## Description of the task
Repeat all of the records verbatim.
— START —
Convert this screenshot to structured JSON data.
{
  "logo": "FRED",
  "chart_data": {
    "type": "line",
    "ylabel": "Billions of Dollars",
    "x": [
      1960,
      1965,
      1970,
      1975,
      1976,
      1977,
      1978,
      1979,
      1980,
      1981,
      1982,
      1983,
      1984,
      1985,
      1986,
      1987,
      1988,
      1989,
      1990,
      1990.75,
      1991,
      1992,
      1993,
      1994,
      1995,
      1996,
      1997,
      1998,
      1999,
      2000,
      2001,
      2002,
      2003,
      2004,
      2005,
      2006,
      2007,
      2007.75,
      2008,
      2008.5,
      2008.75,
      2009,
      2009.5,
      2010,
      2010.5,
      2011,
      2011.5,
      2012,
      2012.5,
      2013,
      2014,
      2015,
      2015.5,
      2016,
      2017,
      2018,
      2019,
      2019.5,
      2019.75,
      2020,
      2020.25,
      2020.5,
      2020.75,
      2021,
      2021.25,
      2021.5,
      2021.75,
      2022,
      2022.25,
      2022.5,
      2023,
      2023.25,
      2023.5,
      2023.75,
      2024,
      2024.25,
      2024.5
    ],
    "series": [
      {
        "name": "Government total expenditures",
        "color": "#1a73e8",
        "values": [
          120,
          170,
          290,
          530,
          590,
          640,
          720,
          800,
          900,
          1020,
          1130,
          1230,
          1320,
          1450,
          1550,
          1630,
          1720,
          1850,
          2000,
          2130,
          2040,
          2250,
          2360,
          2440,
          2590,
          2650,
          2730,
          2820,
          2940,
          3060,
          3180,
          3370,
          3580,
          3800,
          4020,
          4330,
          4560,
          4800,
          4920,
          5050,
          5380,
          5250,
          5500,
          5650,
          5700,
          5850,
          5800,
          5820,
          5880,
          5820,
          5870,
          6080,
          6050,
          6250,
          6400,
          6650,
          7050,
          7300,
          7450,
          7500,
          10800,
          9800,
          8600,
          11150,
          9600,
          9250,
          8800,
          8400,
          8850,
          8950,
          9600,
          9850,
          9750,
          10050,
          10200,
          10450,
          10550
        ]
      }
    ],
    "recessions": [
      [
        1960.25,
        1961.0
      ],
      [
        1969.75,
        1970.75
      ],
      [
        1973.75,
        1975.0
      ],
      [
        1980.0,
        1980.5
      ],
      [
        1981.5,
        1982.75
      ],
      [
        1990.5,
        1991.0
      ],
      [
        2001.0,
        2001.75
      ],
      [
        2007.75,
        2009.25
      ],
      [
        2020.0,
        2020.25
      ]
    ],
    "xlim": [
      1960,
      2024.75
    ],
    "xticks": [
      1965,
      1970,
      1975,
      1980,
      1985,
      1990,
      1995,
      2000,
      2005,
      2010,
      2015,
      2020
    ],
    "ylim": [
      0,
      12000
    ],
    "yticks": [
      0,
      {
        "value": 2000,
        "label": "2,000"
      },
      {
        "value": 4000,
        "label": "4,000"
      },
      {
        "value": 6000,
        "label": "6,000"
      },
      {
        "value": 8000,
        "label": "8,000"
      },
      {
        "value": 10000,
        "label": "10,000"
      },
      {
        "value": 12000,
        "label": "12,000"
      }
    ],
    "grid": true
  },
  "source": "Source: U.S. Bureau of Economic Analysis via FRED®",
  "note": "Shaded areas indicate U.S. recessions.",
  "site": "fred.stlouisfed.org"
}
— END —
## Problem solution
Convert this screenshot to structured JSON data.
{
  "logo": "FRED",
  "chart_data": {
    "type": "line",
    "ylabel": "Billions of Dollars",
    "x": [
      1960,
      1965,
      1970,
      1975,
      1976,
      1977,
      1978,
      1979,
      1980,
      1981,
      1982,
      1983,
      1984,
      1985,
      1986,
      1987,
      1988,
      1989,
      1990,
      1990.75,
      1991,
      1992,
      1993,
      1994,
      1995,
      1996,
      1997,
      1998,
      1999,
      2000,
      2001,
      2002,
      2003,
      2004,
      2005,
      2006,
      2007,
      2007.75,
      2008,
      2008.5,
      2008.75,
      2009,
      2009.5,
      2010,
      2010.5,
      2011,
      2011.5,
      2012,
      2012.5,
      2013,
      2014,
      2015,
      2015.5,
      2016,
      2017,
      2018,
      2019,
      2019.5,
      2019.75,
      2020,
      2020.25,
      2020.5,
      2020.75,
      2021,
      2021.25,
      2021.5,
      2021.75,
      2022,
      2022.25,
      2022.5,
      2023,
      2023.25,
      2023.5,
      2023.75,
      2024,
      2024.25,
      2024.5
    ],
    "series": [
      {
        "name": "Government total expenditures",
        "color": "#1a73e8",
        "values": [
          120,
          170,
          290,
          530,
          590,
          640,
          720,
          800,
          900,
          1020,
          1130,
          1230,
          1320,
          1450,
          1550,
          1630,
          1720,
          1850,
          2000,
          2130,
          2040,
          2250,
          2360,
          2440,
          2590,
          2650,
          2730,
          2820,
          2940,
          3060,
          3180,
          3370,
          3580,
          3800,
          4020,
          4330,
          4560,
          4800,
          4920,
          5050,
          5380,
          5250,
          5500,
          5650,
          5700,
          5850,
          5800,
          5820,
          5880,
          5820,
          5870,
          6080,
          6050,
          6250,
          6400,
          6650,
          7050,
          7300,
          7450,
          7500,
          10800,
          9800,
          8600,
          11150,
          9600,
          9250,
          8800,
          8400,
          8850,
          8950,
          9600,
          9850,
          9750,
          10050,
          10200,
          10450,
          10550
        ]
      }
    ],
    "recessions": [
      [
        1960.25,
        1961.0
      ],
      [
        1969.75,
        1970.75
      ],
      [
        1973.75,
        1975.0
      ],
      [
        1980.0,
        1980.5
      ],
      [
        1981.5,
        1982.75
      ],
      [
        1990.5,
        1991.0
      ],
      [
        2001.0,
        2001.75
      ],
      [
        2007.75,
        2009.25
      ],
      [
        2020.0,
        2020.25
      ]
    ],
    "xlim": [
      1960,
      2024.75
    ],
    "xticks": [
      1965,
      1970,
      1975,
      1980,
      1985,
      1990,
      1995,
      2000,
      2005,
      2010,
      2015,
      2020
    ],
    "ylim": [
      0,
      12000
    ],
    "yticks": [
      0,
      {
        "value": 2000,
        "label": "2,000"
      },
      {
        "value": 4000,
        "label": "4,000"
      },
      {
        "value": 6000,
        "label": "6,000"
      },
      {
        "value": 8000,
        "label": "8,000"
      },
      {
        "value": 10000,
        "label": "10,000"
      },
      {
        "value": 12000,
        "label": "12,000"
      }
    ],
    "grid": true
  },
  "source": "Source: U.S. Bureau of Economic Analysis via FRED®",
  "note": "Shaded areas indicate U.S. recessions.",
  "site": "fred.stlouisfed.org"
}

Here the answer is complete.